• _EXERCISE BRIEF_
Your task is to repeat all of the material exactly.

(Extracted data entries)
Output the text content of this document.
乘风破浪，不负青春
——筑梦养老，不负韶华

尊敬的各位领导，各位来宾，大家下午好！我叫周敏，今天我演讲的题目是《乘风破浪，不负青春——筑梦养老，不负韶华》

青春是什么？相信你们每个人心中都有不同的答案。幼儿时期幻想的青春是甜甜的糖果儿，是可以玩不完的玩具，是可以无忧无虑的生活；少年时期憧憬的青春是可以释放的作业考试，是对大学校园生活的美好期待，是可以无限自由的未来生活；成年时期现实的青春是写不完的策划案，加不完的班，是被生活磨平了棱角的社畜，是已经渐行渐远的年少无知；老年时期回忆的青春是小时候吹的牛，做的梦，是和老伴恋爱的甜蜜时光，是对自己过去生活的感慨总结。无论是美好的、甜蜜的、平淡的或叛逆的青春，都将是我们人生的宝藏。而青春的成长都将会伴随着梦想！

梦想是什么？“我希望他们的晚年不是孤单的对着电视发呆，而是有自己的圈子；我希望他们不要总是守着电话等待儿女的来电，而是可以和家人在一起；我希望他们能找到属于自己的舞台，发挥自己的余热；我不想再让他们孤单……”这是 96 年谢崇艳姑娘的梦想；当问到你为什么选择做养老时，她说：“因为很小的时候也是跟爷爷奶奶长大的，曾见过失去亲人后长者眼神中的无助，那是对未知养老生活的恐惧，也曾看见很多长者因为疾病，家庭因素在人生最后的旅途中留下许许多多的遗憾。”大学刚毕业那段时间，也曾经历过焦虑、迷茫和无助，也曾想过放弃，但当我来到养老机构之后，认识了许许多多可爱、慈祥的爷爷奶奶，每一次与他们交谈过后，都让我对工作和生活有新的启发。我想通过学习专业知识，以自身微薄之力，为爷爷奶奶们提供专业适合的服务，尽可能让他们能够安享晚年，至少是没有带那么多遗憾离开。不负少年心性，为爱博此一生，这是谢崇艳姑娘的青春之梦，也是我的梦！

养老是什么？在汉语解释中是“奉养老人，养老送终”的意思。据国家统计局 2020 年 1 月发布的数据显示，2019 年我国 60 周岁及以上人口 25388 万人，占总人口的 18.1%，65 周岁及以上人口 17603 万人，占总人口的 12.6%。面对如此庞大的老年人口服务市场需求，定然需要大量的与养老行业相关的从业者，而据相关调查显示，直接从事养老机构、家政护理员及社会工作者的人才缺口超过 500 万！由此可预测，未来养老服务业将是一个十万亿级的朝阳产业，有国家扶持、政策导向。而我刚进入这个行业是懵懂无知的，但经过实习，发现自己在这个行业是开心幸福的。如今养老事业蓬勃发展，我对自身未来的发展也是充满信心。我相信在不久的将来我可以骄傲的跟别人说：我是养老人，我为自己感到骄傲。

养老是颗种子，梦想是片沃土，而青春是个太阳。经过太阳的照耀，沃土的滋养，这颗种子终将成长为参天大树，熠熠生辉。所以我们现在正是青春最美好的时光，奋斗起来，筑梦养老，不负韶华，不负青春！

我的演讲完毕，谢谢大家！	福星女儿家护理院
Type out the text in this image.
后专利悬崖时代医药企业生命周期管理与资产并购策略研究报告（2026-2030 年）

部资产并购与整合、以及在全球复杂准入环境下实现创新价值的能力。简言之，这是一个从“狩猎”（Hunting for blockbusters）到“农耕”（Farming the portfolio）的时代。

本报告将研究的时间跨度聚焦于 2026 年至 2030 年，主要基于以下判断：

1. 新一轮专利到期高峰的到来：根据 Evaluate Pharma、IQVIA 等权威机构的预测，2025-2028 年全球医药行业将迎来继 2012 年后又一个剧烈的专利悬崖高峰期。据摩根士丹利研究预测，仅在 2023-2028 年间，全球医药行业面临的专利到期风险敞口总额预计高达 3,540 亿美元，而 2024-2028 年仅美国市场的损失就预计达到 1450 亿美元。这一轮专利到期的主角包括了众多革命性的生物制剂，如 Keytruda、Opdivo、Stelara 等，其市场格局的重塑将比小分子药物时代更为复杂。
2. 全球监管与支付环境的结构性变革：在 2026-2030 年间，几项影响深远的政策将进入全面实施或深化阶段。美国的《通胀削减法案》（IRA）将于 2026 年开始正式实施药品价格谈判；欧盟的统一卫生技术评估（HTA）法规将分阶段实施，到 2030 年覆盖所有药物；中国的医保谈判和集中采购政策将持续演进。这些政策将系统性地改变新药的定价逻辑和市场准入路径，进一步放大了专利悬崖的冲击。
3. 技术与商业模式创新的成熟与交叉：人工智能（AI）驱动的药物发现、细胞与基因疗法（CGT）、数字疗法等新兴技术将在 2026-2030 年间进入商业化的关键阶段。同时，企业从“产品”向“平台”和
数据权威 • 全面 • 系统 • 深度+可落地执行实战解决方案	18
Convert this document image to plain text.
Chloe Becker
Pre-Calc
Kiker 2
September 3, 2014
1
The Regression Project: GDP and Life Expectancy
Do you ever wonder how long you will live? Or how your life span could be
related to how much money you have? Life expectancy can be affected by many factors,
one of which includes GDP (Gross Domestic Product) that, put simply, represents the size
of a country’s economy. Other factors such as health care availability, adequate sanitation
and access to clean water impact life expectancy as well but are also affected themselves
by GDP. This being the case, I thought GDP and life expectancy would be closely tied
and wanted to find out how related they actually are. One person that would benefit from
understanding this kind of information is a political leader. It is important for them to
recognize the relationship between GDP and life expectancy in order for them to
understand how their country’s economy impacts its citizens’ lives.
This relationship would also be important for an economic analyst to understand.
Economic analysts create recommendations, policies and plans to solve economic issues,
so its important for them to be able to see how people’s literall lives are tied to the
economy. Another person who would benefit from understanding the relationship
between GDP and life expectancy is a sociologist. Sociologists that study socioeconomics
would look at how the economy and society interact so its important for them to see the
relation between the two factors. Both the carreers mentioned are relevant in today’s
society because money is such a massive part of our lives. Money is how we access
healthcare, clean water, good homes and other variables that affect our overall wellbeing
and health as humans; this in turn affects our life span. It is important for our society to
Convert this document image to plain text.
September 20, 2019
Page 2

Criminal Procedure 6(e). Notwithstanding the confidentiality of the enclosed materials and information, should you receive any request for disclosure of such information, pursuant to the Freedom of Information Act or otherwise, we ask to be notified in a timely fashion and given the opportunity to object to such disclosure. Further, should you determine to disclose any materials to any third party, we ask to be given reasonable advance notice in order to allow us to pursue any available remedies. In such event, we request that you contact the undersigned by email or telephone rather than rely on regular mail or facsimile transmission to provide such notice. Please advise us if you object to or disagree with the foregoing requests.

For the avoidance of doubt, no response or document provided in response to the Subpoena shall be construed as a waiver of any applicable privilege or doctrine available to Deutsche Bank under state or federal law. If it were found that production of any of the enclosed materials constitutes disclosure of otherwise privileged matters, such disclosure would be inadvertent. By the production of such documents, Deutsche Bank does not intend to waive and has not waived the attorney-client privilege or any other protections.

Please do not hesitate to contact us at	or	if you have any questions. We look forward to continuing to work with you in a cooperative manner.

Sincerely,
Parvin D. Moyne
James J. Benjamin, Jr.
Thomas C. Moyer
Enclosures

• _ANSWER BELOW_
Output the text content of this document.
乘风破浪，不负青春
——筑梦养老，不负韶华

尊敬的各位领导，各位来宾，大家下午好！我叫周敏，今天我演讲的题目是《乘风破浪，不负青春——筑梦养老，不负韶华》

青春是什么？相信你们每个人心中都有不同的答案。幼儿时期幻想的青春是甜甜的糖果儿，是可以玩不完的玩具，是可以无忧无虑的生活；少年时期憧憬的青春是可以释放的作业考试，是对大学校园生活的美好期待，是可以无限自由的未来生活；成年时期现实的青春是写不完的策划案，加不完的班，是被生活磨平了棱角的社畜，是已经渐行渐远的年少无知；老年时期回忆的青春是小时候吹的牛，做的梦，是和老伴恋爱的甜蜜时光，是对自己过去生活的感慨总结。无论是美好的、甜蜜的、平淡的或叛逆的青春，都将是我们人生的宝藏。而青春的成长都将会伴随着梦想！

梦想是什么？“我希望他们的晚年不是孤单的对着电视发呆，而是有自己的圈子；我希望他们不要总是守着电话等待儿女的来电，而是可以和家人在一起；我希望他们能找到属于自己的舞台，发挥自己的余热；我不想再让他们孤单……”这是 96 年谢崇艳姑娘的梦想；当问到你为什么选择做养老时，她说：“因为很小的时候也是跟爷爷奶奶长大的，曾见过失去亲人后长者眼神中的无助，那是对未知养老生活的恐惧，也曾看见很多长者因为疾病，家庭因素在人生最后的旅途中留下许许多多的遗憾。”大学刚毕业那段时间，也曾经历过焦虑、迷茫和无助，也曾想过放弃，但当我来到养老机构之后，认识了许许多多可爱、慈祥的爷爷奶奶，每一次与他们交谈过后，都让我对工作和生活有新的启发。我想通过学习专业知识，以自身微薄之力，为爷爷奶奶们提供专业适合的服务，尽可能让他们能够安享晚年，至少是没有带那么多遗憾离开。不负少年心性，为爱博此一生，这是谢崇艳姑娘的青春之梦，也是我的梦！

养老是什么？在汉语解释中是“奉养老人，养老送终”的意思。据国家统计局 2020 年 1 月发布的数据显示，2019 年我国 60 周岁及以上人口 25388 万人，占总人口的 18.1%，65 周岁及以上人口 17603 万人，占总人口的 12.6%。面对如此庞大的老年人口服务市场需求，定然需要大量的与养老行业相关的从业者，而据相关调查显示，直接从事养老机构、家政护理员及社会工作者的人才缺口超过 500 万！由此可预测，未来养老服务业将是一个十万亿级的朝阳产业，有国家扶持、政策导向。而我刚进入这个行业是懵懂无知的，但经过实习，发现自己在这个行业是开心幸福的。如今养老事业蓬勃发展，我对自身未来的发展也是充满信心。我相信在不久的将来我可以骄傲的跟别人说：我是养老人，我为自己感到骄傲。

养老是颗种子，梦想是片沃土，而青春是个太阳。经过太阳的照耀，沃土的滋养，这颗种子终将成长为参天大树，熠熠生辉。所以我们现在正是青春最美好的时光，奋斗起来，筑梦养老，不负韶华，不负青春！

我的演讲完毕，谢谢大家！	福星女儿家护理院
Type out the text in this image.
后专利悬崖时代医药企业生命周期管理与资产并购策略研究报告（2026-2030 年）

部资产并购与整合、以及在全球复杂准入环境下实现创新价值的能力。简言之，这是一个从“狩猎”（Hunting for blockbusters）到“农耕”（Farming the portfolio）的时代。

本报告将研究的时间跨度聚焦于 2026 年至 2030 年，主要基于以下判断：

1. 新一轮专利到期高峰的到来：根据 Evaluate Pharma、IQVIA 等权威机构的预测，2025-2028 年全球医药行业将迎来继 2012 年后又一个剧烈的专利悬崖高峰期。据摩根士丹利研究预测，仅在 2023-2028 年间，全球医药行业面临的专利到期风险敞口总额预计高达 3,540 亿美元，而 2024-2028 年仅美国市场的损失就预计达到 1450 亿美元。这一轮专利到期的主角包括了众多革命性的生物制剂，如 Keytruda、Opdivo、Stelara 等，其市场格局的重塑将比小分子药物时代更为复杂。
2. 全球监管与支付环境的结构性变革：在 2026-2030 年间，几项影响深远的政策将进入全面实施或深化阶段。美国的《通胀削减法案》（IRA）将于 2026 年开始正式实施药品价格谈判；欧盟的统一卫生技术评估（HTA）法规将分阶段实施，到 2030 年覆盖所有药物；中国的医保谈判和集中采购政策将持续演进。这些政策将系统性地改变新药的定价逻辑和市场准入路径，进一步放大了专利悬崖的冲击。
3. 技术与商业模式创新的成熟与交叉：人工智能（AI）驱动的药物发现、细胞与基因疗法（CGT）、数字疗法等新兴技术将在 2026-2030 年间进入商业化的关键阶段。同时，企业从“产品”向“平台”和
数据权威 • 全面 • 系统 • 深度+可落地执行实战解决方案	18
Convert this document image to plain text.
Chloe Becker
Pre-Calc
Kiker 2
September 3, 2014
1
The Regression Project: GDP and Life Expectancy
Do you ever wonder how long you will live? Or how your life span could be
related to how much money you have? Life expectancy can be affected by many factors,
one of which includes GDP (Gross Domestic Product) that, put simply, represents the size
of a country’s economy. Other factors such as health care availability, adequate sanitation
and access to clean water impact life expectancy as well but are also affected themselves
by GDP. This being the case, I thought GDP and life expectancy would be closely tied
and wanted to find out how related they actually are. One person that would benefit from
understanding this kind of information is a political leader. It is important for them to
recognize the relationship between GDP and life expectancy in order for them to
understand how their country’s economy impacts its citizens’ lives.
This relationship would also be important for an economic analyst to understand.
Economic analysts create recommendations, policies and plans to solve economic issues,
so its important for them to be able to see how people’s literall lives are tied to the
economy. Another person who would benefit from understanding the relationship
between GDP and life expectancy is a sociologist. Sociologists that study socioeconomics
would look at how the economy and society interact so its important for them to see the
relation between the two factors. Both the carreers mentioned are relevant in today’s
society because money is such a massive part of our lives. Money is how we access
healthcare, clean water, good homes and other variables that affect our overall wellbeing
and health as humans; this in turn affects our life span. It is important for our society to
Convert this document image to plain text.
September 20, 2019
Page 2

Criminal Procedure 6(e). Notwithstanding the confidentiality of the enclosed materials and information, should you receive any request for disclosure of such information, pursuant to the Freedom of Information Act or otherwise, we ask to be notified in a timely fashion and given the opportunity to object to such disclosure. Further, should you determine to disclose any materials to any third party, we ask to be given reasonable advance notice in order to allow us to pursue any available remedies. In such event, we request that you contact the undersigned by email or telephone rather than rely on regular mail or facsimile transmission to provide such notice. Please advise us if you object to or disagree with the foregoing requests.

For the avoidance of doubt, no response or document provided in response to the Subpoena shall be construed as a waiver of any applicable privilege or doctrine available to Deutsche Bank under state or federal law. If it were found that production of any of the enclosed materials constitutes disclosure of otherwise privileged matters, such disclosure would be inadvertent. By the production of such documents, Deutsche Bank does not intend to waive and has not waived the attorney-client privilege or any other protections.

Please do not hesitate to contact us at	or	if you have any questions. We look forward to continuing to work with you in a cooperative manner.

Sincerely,
Parvin D. Moyne
James J. Benjamin, Jr.
Thomas C. Moyer
Enclosures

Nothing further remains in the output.